● What needs to be done: Write out the complete material exactly as it stands.

(Data listing)
◇ ◇ ◇ ◇

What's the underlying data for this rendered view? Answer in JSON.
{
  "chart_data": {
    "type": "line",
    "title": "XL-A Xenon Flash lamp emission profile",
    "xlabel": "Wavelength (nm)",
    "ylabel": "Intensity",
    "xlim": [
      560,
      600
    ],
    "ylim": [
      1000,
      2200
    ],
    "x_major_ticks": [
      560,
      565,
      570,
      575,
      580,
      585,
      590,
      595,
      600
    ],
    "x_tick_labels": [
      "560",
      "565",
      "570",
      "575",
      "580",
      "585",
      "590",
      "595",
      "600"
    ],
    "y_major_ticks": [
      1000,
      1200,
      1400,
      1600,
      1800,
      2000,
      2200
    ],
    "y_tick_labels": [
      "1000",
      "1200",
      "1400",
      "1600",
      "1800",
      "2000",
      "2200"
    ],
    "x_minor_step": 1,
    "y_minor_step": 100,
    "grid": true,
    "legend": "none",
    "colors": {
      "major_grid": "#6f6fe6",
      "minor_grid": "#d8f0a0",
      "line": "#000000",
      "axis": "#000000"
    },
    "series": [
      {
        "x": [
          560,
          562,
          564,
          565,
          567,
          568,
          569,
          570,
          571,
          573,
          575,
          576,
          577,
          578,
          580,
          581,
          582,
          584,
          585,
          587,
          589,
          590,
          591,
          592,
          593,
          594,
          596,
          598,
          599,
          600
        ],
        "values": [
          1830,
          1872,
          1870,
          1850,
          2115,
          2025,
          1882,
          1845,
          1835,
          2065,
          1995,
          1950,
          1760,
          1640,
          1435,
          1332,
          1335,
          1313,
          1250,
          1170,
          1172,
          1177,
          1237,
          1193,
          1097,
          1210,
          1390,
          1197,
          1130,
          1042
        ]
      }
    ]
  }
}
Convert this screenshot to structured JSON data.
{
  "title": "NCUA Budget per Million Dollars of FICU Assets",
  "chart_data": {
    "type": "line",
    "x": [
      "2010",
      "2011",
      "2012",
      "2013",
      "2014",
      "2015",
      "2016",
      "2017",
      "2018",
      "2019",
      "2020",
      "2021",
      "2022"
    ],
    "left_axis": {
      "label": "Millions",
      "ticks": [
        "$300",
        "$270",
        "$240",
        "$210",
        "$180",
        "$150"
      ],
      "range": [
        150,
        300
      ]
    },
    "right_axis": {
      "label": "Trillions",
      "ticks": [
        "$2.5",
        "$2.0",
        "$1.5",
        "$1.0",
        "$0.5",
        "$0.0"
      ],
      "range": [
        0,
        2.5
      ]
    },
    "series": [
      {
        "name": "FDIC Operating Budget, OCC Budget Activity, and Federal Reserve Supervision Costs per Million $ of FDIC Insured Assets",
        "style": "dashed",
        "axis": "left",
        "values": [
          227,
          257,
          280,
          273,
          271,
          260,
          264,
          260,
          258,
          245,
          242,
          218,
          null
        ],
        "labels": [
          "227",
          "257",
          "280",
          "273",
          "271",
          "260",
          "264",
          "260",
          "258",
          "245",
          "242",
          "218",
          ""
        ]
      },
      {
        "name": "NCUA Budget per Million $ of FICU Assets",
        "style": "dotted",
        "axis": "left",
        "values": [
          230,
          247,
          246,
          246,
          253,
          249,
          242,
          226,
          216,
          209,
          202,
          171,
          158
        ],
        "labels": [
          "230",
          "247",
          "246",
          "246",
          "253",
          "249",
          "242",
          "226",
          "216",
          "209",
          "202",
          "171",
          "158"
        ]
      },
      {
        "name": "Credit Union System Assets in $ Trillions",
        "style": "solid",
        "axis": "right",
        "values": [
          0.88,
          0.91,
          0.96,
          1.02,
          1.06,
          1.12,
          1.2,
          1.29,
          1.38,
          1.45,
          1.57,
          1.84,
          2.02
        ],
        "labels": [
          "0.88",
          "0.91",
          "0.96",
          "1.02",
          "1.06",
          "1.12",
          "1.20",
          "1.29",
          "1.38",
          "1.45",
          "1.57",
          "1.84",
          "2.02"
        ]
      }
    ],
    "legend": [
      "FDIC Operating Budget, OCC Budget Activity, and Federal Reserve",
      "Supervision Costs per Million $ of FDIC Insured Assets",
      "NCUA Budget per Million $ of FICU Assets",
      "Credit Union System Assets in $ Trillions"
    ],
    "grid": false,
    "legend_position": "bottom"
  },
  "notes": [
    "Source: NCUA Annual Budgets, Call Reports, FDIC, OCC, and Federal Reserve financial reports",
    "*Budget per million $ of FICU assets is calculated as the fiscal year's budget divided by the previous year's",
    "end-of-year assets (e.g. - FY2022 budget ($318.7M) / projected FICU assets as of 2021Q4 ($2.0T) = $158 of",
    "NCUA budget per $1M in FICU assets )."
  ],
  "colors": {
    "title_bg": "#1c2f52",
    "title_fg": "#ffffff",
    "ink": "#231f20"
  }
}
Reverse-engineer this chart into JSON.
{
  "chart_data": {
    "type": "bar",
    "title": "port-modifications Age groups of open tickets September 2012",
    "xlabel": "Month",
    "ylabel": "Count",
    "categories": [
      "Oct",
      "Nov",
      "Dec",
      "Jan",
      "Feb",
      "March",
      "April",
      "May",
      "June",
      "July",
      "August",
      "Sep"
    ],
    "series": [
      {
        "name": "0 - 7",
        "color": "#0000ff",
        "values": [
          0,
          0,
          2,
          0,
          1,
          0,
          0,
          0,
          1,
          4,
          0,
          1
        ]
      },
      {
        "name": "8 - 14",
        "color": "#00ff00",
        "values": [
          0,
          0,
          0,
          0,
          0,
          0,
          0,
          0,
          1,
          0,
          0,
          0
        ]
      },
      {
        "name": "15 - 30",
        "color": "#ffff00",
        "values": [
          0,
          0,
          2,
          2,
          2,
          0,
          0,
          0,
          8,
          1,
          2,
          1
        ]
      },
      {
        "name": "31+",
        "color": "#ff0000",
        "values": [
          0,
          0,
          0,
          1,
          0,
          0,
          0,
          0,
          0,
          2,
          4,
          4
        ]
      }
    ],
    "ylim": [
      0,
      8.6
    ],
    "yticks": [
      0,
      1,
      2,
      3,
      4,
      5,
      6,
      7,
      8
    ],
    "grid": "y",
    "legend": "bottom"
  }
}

◇ ◇ ◇ ◇

● Full output:
What's the underlying data for this rendered view? Answer in JSON.
{
  "chart_data": {
    "type": "line",
    "title": "XL-A Xenon Flash lamp emission profile",
    "xlabel": "Wavelength (nm)",
    "ylabel": "Intensity",
    "xlim": [
      560,
      600
    ],
    "ylim": [
      1000,
      2200
    ],
    "x_major_ticks": [
      560,
      565,
      570,
      575,
      580,
      585,
      590,
      595,
      600
    ],
    "x_tick_labels": [
      "560",
      "565",
      "570",
      "575",
      "580",
      "585",
      "590",
      "595",
      "600"
    ],
    "y_major_ticks": [
      1000,
      1200,
      1400,
      1600,
      1800,
      2000,
      2200
    ],
    "y_tick_labels": [
      "1000",
      "1200",
      "1400",
      "1600",
      "1800",
      "2000",
      "2200"
    ],
    "x_minor_step": 1,
    "y_minor_step": 100,
    "grid": true,
    "legend": "none",
    "colors": {
      "major_grid": "#6f6fe6",
      "minor_grid": "#d8f0a0",
      "line": "#000000",
      "axis": "#000000"
    },
    "series": [
      {
        "x": [
          560,
          562,
          564,
          565,
          567,
          568,
          569,
          570,
          571,
          573,
          575,
          576,
          577,
          578,
          580,
          581,
          582,
          584,
          585,
          587,
          589,
          590,
          591,
          592,
          593,
          594,
          596,
          598,
          599,
          600
        ],
        "values": [
          1830,
          1872,
          1870,
          1850,
          2115,
          2025,
          1882,
          1845,
          1835,
          2065,
          1995,
          1950,
          1760,
          1640,
          1435,
          1332,
          1335,
          1313,
          1250,
          1170,
          1172,
          1177,
          1237,
          1193,
          1097,
          1210,
          1390,
          1197,
          1130,
          1042
        ]
      }
    ]
  }
}
Convert this screenshot to structured JSON data.
{
  "title": "NCUA Budget per Million Dollars of FICU Assets",
  "chart_data": {
    "type": "line",
    "x": [
      "2010",
      "2011",
      "2012",
      "2013",
      "2014",
      "2015",
      "2016",
      "2017",
      "2018",
      "2019",
      "2020",
      "2021",
      "2022"
    ],
    "left_axis": {
      "label": "Millions",
      "ticks": [
        "$300",
        "$270",
        "$240",
        "$210",
        "$180",
        "$150"
      ],
      "range": [
        150,
        300
      ]
    },
    "right_axis": {
      "label": "Trillions",
      "ticks": [
        "$2.5",
        "$2.0",
        "$1.5",
        "$1.0",
        "$0.5",
        "$0.0"
      ],
      "range": [
        0,
        2.5
      ]
    },
    "series": [
      {
        "name": "FDIC Operating Budget, OCC Budget Activity, and Federal Reserve Supervision Costs per Million $ of FDIC Insured Assets",
        "style": "dashed",
        "axis": "left",
        "values": [
          227,
          257,
          280,
          273,
          271,
          260,
          264,
          260,
          258,
          245,
          242,
          218,
          null
        ],
        "labels": [
          "227",
          "257",
          "280",
          "273",
          "271",
          "260",
          "264",
          "260",
          "258",
          "245",
          "242",
          "218",
          ""
        ]
      },
      {
        "name": "NCUA Budget per Million $ of FICU Assets",
        "style": "dotted",
        "axis": "left",
        "values": [
          230,
          247,
          246,
          246,
          253,
          249,
          242,
          226,
          216,
          209,
          202,
          171,
          158
        ],
        "labels": [
          "230",
          "247",
          "246",
          "246",
          "253",
          "249",
          "242",
          "226",
          "216",
          "209",
          "202",
          "171",
          "158"
        ]
      },
      {
        "name": "Credit Union System Assets in $ Trillions",
        "style": "solid",
        "axis": "right",
        "values": [
          0.88,
          0.91,
          0.96,
          1.02,
          1.06,
          1.12,
          1.2,
          1.29,
          1.38,
          1.45,
          1.57,
          1.84,
          2.02
        ],
        "labels": [
          "0.88",
          "0.91",
          "0.96",
          "1.02",
          "1.06",
          "1.12",
          "1.20",
          "1.29",
          "1.38",
          "1.45",
          "1.57",
          "1.84",
          "2.02"
        ]
      }
    ],
    "legend": [
      "FDIC Operating Budget, OCC Budget Activity, and Federal Reserve",
      "Supervision Costs per Million $ of FDIC Insured Assets",
      "NCUA Budget per Million $ of FICU Assets",
      "Credit Union System Assets in $ Trillions"
    ],
    "grid": false,
    "legend_position": "bottom"
  },
  "notes": [
    "Source: NCUA Annual Budgets, Call Reports, FDIC, OCC, and Federal Reserve financial reports",
    "*Budget per million $ of FICU assets is calculated as the fiscal year's budget divided by the previous year's",
    "end-of-year assets (e.g. - FY2022 budget ($318.7M) / projected FICU assets as of 2021Q4 ($2.0T) = $158 of",
    "NCUA budget per $1M in FICU assets )."
  ],
  "colors": {
    "title_bg": "#1c2f52",
    "title_fg": "#ffffff",
    "ink": "#231f20"
  }
}
Reverse-engineer this chart into JSON.
{
  "chart_data": {
    "type": "bar",
    "title": "port-modifications Age groups of open tickets September 2012",
    "xlabel": "Month",
    "ylabel": "Count",
    "categories": [
      "Oct",
      "Nov",
      "Dec",
      "Jan",
      "Feb",
      "March",
      "April",
      "May",
      "June",
      "July",
      "August",
      "Sep"
    ],
    "series": [
      {
        "name": "0 - 7",
        "color": "#0000ff",
        "values": [
          0,
          0,
          2,
          0,
          1,
          0,
          0,
          0,
          1,
          4,
          0,
          1
        ]
      },
      {
        "name": "8 - 14",
        "color": "#00ff00",
        "values": [
          0,
          0,
          0,
          0,
          0,
          0,
          0,
          0,
          1,
          0,
          0,
          0
        ]
      },
      {
        "name": "15 - 30",
        "color": "#ffff00",
        "values": [
          0,
          0,
          2,
          2,
          2,
          0,
          0,
          0,
          8,
          1,
          2,
          1
        ]
      },
      {
        "name": "31+",
        "color": "#ff0000",
        "values": [
          0,
          0,
          0,
          1,
          0,
          0,
          0,
          0,
          0,
          2,
          4,
          4
        ]
      }
    ],
    "ylim": [
      0,
      8.6
    ],
    "yticks": [
      0,
      1,
      2,
      3,
      4,
      5,
      6,
      7,
      8
    ],
    "grid": "y",
    "legend": "bottom"
  }
}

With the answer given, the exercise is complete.